# The input

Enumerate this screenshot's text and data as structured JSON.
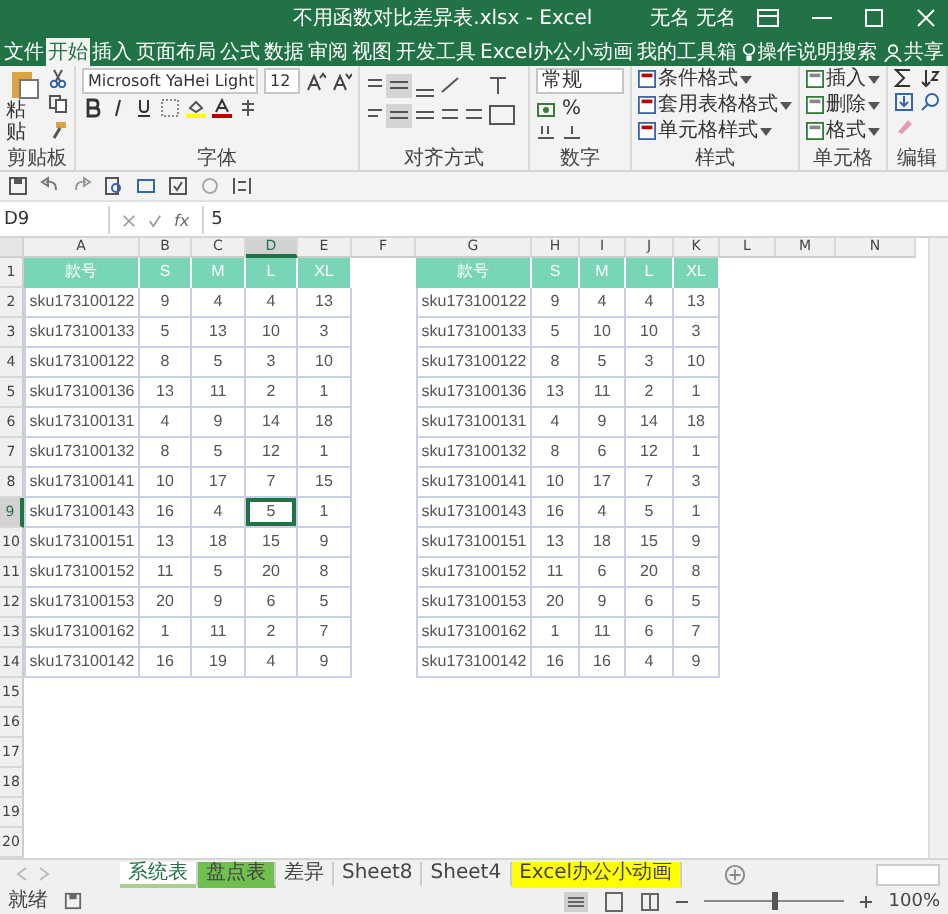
{
  "window": {
    "title": "不用函数对比差异表.xlsx - Excel",
    "user": "无名 无名"
  },
  "menu_tabs": [
    {
      "label": "文件",
      "selected": false
    },
    {
      "label": "开始",
      "selected": true
    },
    {
      "label": "插入",
      "selected": false
    },
    {
      "label": "页面布局",
      "selected": false
    },
    {
      "label": "公式",
      "selected": false
    },
    {
      "label": "数据",
      "selected": false
    },
    {
      "label": "审阅",
      "selected": false
    },
    {
      "label": "视图",
      "selected": false
    },
    {
      "label": "开发工具",
      "selected": false
    },
    {
      "label": "Excel办公小动画",
      "selected": false
    },
    {
      "label": "我的工具箱",
      "selected": false
    }
  ],
  "search": {
    "placeholder": "操作说明搜索"
  },
  "share": "共享",
  "ribbon": [
    {
      "kind": "clipboard",
      "label": "剪贴板",
      "paste": "粘贴"
    },
    {
      "kind": "font",
      "label": "字体",
      "font": "Microsoft YaHei Light",
      "size": "12"
    },
    {
      "kind": "alignment",
      "label": "对齐方式"
    },
    {
      "kind": "number",
      "label": "数字",
      "format": "常规",
      "symbol": "%"
    },
    {
      "kind": "styles",
      "label": "样式",
      "items": [
        "条件格式",
        "套用表格格式",
        "单元格样式"
      ]
    },
    {
      "kind": "cells",
      "label": "单元格",
      "items": [
        "插入",
        "删除",
        "格式"
      ]
    },
    {
      "kind": "editing",
      "label": "编辑"
    }
  ],
  "formula_bar": {
    "cell": "D9",
    "function_label": "fx",
    "value": "5"
  },
  "columns": [
    {
      "label": "A",
      "selected": false
    },
    {
      "label": "B",
      "selected": false
    },
    {
      "label": "C",
      "selected": false
    },
    {
      "label": "D",
      "selected": true
    },
    {
      "label": "E",
      "selected": false
    },
    {
      "label": "F",
      "selected": false
    },
    {
      "label": "G",
      "selected": false
    },
    {
      "label": "H",
      "selected": false
    },
    {
      "label": "I",
      "selected": false
    },
    {
      "label": "J",
      "selected": false
    },
    {
      "label": "K",
      "selected": false
    },
    {
      "label": "L",
      "selected": false
    },
    {
      "label": "M",
      "selected": false
    },
    {
      "label": "N",
      "selected": false
    }
  ],
  "rows": [
    {
      "label": "1",
      "selected": false
    },
    {
      "label": "2",
      "selected": false
    },
    {
      "label": "3",
      "selected": false
    },
    {
      "label": "4",
      "selected": false
    },
    {
      "label": "5",
      "selected": false
    },
    {
      "label": "6",
      "selected": false
    },
    {
      "label": "7",
      "selected": false
    },
    {
      "label": "8",
      "selected": false
    },
    {
      "label": "9",
      "selected": true
    },
    {
      "label": "10",
      "selected": false
    },
    {
      "label": "11",
      "selected": false
    },
    {
      "label": "12",
      "selected": false
    },
    {
      "label": "13",
      "selected": false
    },
    {
      "label": "14",
      "selected": false
    },
    {
      "label": "15",
      "selected": false
    },
    {
      "label": "16",
      "selected": false
    },
    {
      "label": "17",
      "selected": false
    },
    {
      "label": "18",
      "selected": false
    },
    {
      "label": "19",
      "selected": false
    },
    {
      "label": "20",
      "selected": false
    }
  ],
  "tables": [
    {
      "header": [
        "款号",
        "S",
        "M",
        "L",
        "XL"
      ],
      "rows": [
        [
          "sku173100122",
          "9",
          "4",
          "4",
          "13"
        ],
        [
          "sku173100133",
          "5",
          "13",
          "10",
          "3"
        ],
        [
          "sku173100122",
          "8",
          "5",
          "3",
          "10"
        ],
        [
          "sku173100136",
          "13",
          "11",
          "2",
          "1"
        ],
        [
          "sku173100131",
          "4",
          "9",
          "14",
          "18"
        ],
        [
          "sku173100132",
          "8",
          "5",
          "12",
          "1"
        ],
        [
          "sku173100141",
          "10",
          "17",
          "7",
          "15"
        ],
        [
          "sku173100143",
          "16",
          "4",
          "5",
          "1"
        ],
        [
          "sku173100151",
          "13",
          "18",
          "15",
          "9"
        ],
        [
          "sku173100152",
          "11",
          "5",
          "20",
          "8"
        ],
        [
          "sku173100153",
          "20",
          "9",
          "6",
          "5"
        ],
        [
          "sku173100162",
          "1",
          "11",
          "2",
          "7"
        ],
        [
          "sku173100142",
          "16",
          "19",
          "4",
          "9"
        ]
      ]
    },
    {
      "header": [
        "款号",
        "S",
        "M",
        "L",
        "XL"
      ],
      "rows": [
        [
          "sku173100122",
          "9",
          "4",
          "4",
          "13"
        ],
        [
          "sku173100133",
          "5",
          "10",
          "10",
          "3"
        ],
        [
          "sku173100122",
          "8",
          "5",
          "3",
          "10"
        ],
        [
          "sku173100136",
          "13",
          "11",
          "2",
          "1"
        ],
        [
          "sku173100131",
          "4",
          "9",
          "14",
          "18"
        ],
        [
          "sku173100132",
          "8",
          "6",
          "12",
          "1"
        ],
        [
          "sku173100141",
          "10",
          "17",
          "7",
          "3"
        ],
        [
          "sku173100143",
          "16",
          "4",
          "5",
          "1"
        ],
        [
          "sku173100151",
          "13",
          "18",
          "15",
          "9"
        ],
        [
          "sku173100152",
          "11",
          "6",
          "20",
          "8"
        ],
        [
          "sku173100153",
          "20",
          "9",
          "6",
          "5"
        ],
        [
          "sku173100162",
          "1",
          "11",
          "6",
          "7"
        ],
        [
          "sku173100142",
          "16",
          "16",
          "4",
          "9"
        ]
      ]
    }
  ],
  "sheet_tabs": [
    {
      "label": "系统表",
      "selected": true,
      "color": "#a9d08e"
    },
    {
      "label": "盘点表",
      "selected": false,
      "color": "#70c050"
    },
    {
      "label": "差异",
      "selected": false
    },
    {
      "label": "Sheet8",
      "selected": false
    },
    {
      "label": "Sheet4",
      "selected": false
    },
    {
      "label": "Excel办公小动画",
      "selected": false,
      "color": "#ffff00"
    }
  ],
  "status_bar": {
    "status": "就绪",
    "zoom": "100%",
    "zoom_level": {
      "level": 0.5
    }
  }
}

# Problem to solve
Out of the preceding entries, pull every line containing the string "font".

# Finished answer
      "kind": "font",
      "font": "Microsoft YaHei Light",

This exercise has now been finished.